Stored records
=-=-=

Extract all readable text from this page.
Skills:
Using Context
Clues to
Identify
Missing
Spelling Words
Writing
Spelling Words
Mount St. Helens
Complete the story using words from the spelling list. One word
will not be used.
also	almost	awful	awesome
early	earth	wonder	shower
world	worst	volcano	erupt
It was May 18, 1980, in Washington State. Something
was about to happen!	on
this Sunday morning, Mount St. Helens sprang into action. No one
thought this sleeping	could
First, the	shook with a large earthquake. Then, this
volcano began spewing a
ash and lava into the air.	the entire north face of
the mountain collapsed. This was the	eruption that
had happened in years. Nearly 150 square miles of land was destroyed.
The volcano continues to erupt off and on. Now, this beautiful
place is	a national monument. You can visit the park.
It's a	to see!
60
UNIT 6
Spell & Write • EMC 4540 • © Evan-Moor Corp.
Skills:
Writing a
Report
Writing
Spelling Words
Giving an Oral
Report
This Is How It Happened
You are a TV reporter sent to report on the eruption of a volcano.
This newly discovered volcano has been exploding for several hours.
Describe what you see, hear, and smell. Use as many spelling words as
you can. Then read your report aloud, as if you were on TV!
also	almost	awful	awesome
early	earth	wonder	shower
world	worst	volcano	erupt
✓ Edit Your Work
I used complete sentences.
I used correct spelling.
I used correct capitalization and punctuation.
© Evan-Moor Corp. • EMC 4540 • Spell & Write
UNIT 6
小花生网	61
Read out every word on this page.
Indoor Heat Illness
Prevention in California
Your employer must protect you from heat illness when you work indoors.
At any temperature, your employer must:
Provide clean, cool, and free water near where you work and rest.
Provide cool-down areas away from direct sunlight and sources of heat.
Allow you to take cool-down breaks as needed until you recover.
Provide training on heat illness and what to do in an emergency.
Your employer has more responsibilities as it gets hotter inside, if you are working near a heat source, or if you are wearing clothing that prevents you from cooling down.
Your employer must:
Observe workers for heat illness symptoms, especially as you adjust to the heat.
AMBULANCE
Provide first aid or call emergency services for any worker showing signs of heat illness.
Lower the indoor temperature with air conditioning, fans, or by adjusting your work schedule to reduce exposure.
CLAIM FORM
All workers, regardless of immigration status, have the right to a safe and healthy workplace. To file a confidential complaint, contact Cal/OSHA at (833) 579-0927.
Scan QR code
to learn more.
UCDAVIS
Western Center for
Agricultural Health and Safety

=-=-=

◆ Written problem: Report every line in the data above in which the word "Evan" appears.

◆ Written reply:
Spell & Write • EMC 4540 • © Evan-Moor Corp.
© Evan-Moor Corp. • EMC 4540 • Spell & Write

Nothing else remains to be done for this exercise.